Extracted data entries
──────────────────────────────

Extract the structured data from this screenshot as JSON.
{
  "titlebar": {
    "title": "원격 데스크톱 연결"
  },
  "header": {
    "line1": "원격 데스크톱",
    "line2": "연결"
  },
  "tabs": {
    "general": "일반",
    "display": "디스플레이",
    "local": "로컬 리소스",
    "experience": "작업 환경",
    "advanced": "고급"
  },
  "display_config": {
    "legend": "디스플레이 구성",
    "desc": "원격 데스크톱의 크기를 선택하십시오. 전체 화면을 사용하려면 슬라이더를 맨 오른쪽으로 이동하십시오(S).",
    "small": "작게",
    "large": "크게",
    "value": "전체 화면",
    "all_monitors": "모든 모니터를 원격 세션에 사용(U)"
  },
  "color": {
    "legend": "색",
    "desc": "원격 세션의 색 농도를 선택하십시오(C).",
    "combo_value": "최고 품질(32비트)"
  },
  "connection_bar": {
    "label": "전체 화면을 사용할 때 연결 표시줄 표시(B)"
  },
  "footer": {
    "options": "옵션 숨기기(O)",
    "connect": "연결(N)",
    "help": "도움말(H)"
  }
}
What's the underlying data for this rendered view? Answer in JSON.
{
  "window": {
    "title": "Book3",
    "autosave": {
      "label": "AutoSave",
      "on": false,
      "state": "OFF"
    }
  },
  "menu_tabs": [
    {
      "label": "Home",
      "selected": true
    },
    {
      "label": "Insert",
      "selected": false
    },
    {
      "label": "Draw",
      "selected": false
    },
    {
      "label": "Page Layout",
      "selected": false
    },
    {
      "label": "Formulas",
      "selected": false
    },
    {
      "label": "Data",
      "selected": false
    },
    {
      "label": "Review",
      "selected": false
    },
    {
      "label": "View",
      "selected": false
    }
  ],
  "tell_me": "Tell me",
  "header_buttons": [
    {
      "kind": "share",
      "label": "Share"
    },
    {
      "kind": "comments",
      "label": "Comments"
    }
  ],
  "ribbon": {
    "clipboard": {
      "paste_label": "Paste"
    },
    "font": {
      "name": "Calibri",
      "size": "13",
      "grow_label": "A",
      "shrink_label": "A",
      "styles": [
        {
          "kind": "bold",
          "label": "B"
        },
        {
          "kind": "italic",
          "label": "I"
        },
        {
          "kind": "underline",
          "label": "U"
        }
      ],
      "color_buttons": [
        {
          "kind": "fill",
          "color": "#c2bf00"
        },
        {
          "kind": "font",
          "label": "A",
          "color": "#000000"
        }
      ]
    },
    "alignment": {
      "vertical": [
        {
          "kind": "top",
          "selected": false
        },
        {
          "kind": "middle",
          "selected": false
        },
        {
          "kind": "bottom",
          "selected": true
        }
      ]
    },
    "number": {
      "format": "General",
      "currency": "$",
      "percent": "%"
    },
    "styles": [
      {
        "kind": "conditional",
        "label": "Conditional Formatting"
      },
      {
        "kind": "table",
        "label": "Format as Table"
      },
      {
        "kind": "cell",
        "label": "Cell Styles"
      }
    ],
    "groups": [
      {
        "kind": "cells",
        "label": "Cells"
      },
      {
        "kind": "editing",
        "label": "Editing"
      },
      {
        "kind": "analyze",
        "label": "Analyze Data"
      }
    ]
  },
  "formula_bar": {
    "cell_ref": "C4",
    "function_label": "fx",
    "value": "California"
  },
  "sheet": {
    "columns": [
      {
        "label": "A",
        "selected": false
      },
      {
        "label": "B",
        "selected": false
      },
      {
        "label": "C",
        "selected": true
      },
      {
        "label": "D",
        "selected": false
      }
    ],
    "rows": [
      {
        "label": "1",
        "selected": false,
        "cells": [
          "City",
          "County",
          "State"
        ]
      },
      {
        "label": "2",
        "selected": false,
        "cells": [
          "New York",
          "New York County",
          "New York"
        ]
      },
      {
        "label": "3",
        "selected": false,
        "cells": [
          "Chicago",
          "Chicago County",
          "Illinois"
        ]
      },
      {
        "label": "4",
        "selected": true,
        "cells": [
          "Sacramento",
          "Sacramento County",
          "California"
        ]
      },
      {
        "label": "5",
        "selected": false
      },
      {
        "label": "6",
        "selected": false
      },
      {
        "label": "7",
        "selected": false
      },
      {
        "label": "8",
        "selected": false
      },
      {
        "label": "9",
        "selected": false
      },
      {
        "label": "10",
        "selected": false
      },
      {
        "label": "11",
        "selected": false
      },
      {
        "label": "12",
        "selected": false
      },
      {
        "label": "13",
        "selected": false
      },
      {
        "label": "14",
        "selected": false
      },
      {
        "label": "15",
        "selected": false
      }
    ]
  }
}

──────────────────────────────

> _Task requirements_: Please quote the data above in full, with no line missing.

> _Answer to the exercise_:
Extract the structured data from this screenshot as JSON.
{
  "titlebar": {
    "title": "원격 데스크톱 연결"
  },
  "header": {
    "line1": "원격 데스크톱",
    "line2": "연결"
  },
  "tabs": {
    "general": "일반",
    "display": "디스플레이",
    "local": "로컬 리소스",
    "experience": "작업 환경",
    "advanced": "고급"
  },
  "display_config": {
    "legend": "디스플레이 구성",
    "desc": "원격 데스크톱의 크기를 선택하십시오. 전체 화면을 사용하려면 슬라이더를 맨 오른쪽으로 이동하십시오(S).",
    "small": "작게",
    "large": "크게",
    "value": "전체 화면",
    "all_monitors": "모든 모니터를 원격 세션에 사용(U)"
  },
  "color": {
    "legend": "색",
    "desc": "원격 세션의 색 농도를 선택하십시오(C).",
    "combo_value": "최고 품질(32비트)"
  },
  "connection_bar": {
    "label": "전체 화면을 사용할 때 연결 표시줄 표시(B)"
  },
  "footer": {
    "options": "옵션 숨기기(O)",
    "connect": "연결(N)",
    "help": "도움말(H)"
  }
}
What's the underlying data for this rendered view? Answer in JSON.
{
  "window": {
    "title": "Book3",
    "autosave": {
      "label": "AutoSave",
      "on": false,
      "state": "OFF"
    }
  },
  "menu_tabs": [
    {
      "label": "Home",
      "selected": true
    },
    {
      "label": "Insert",
      "selected": false
    },
    {
      "label": "Draw",
      "selected": false
    },
    {
      "label": "Page Layout",
      "selected": false
    },
    {
      "label": "Formulas",
      "selected": false
    },
    {
      "label": "Data",
      "selected": false
    },
    {
      "label": "Review",
      "selected": false
    },
    {
      "label": "View",
      "selected": false
    }
  ],
  "tell_me": "Tell me",
  "header_buttons": [
    {
      "kind": "share",
      "label": "Share"
    },
    {
      "kind": "comments",
      "label": "Comments"
    }
  ],
  "ribbon": {
    "clipboard": {
      "paste_label": "Paste"
    },
    "font": {
      "name": "Calibri",
      "size": "13",
      "grow_label": "A",
      "shrink_label": "A",
      "styles": [
        {
          "kind": "bold",
          "label": "B"
        },
        {
          "kind": "italic",
          "label": "I"
        },
        {
          "kind": "underline",
          "label": "U"
        }
      ],
      "color_buttons": [
        {
          "kind": "fill",
          "color": "#c2bf00"
        },
        {
          "kind": "font",
          "label": "A",
          "color": "#000000"
        }
      ]
    },
    "alignment": {
      "vertical": [
        {
          "kind": "top",
          "selected": false
        },
        {
          "kind": "middle",
          "selected": false
        },
        {
          "kind": "bottom",
          "selected": true
        }
      ]
    },
    "number": {
      "format": "General",
      "currency": "$",
      "percent": "%"
    },
    "styles": [
      {
        "kind": "conditional",
        "label": "Conditional Formatting"
      },
      {
        "kind": "table",
        "label": "Format as Table"
      },
      {
        "kind": "cell",
        "label": "Cell Styles"
      }
    ],
    "groups": [
      {
        "kind": "cells",
        "label": "Cells"
      },
      {
        "kind": "editing",
        "label": "Editing"
      },
      {
        "kind": "analyze",
        "label": "Analyze Data"
      }
    ]
  },
  "formula_bar": {
    "cell_ref": "C4",
    "function_label": "fx",
    "value": "California"
  },
  "sheet": {
    "columns": [
      {
        "label": "A",
        "selected": false
      },
      {
        "label": "B",
        "selected": false
      },
      {
        "label": "C",
        "selected": true
      },
      {
        "label": "D",
        "selected": false
      }
    ],
    "rows": [
      {
        "label": "1",
        "selected": false,
        "cells": [
          "City",
          "County",
          "State"
        ]
      },
      {
        "label": "2",
        "selected": false,
        "cells": [
          "New York",
          "New York County",
          "New York"
        ]
      },
      {
        "label": "3",
        "selected": false,
        "cells": [
          "Chicago",
          "Chicago County",
          "Illinois"
        ]
      },
      {
        "label": "4",
        "selected": true,
        "cells": [
          "Sacramento",
          "Sacramento County",
          "California"
        ]
      },
      {
        "label": "5",
        "selected": false
      },
      {
        "label": "6",
        "selected": false
      },
      {
        "label": "7",
        "selected": false
      },
      {
        "label": "8",
        "selected": false
      },
      {
        "label": "9",
        "selected": false
      },
      {
        "label": "10",
        "selected": false
      },
      {
        "label": "11",
        "selected": false
      },
      {
        "label": "12",
        "selected": false
      },
      {
        "label": "13",
        "selected": false
      },
      {
        "label": "14",
        "selected": false
      },
      {
        "label": "15",
        "selected": false
      }
    ]
  }
}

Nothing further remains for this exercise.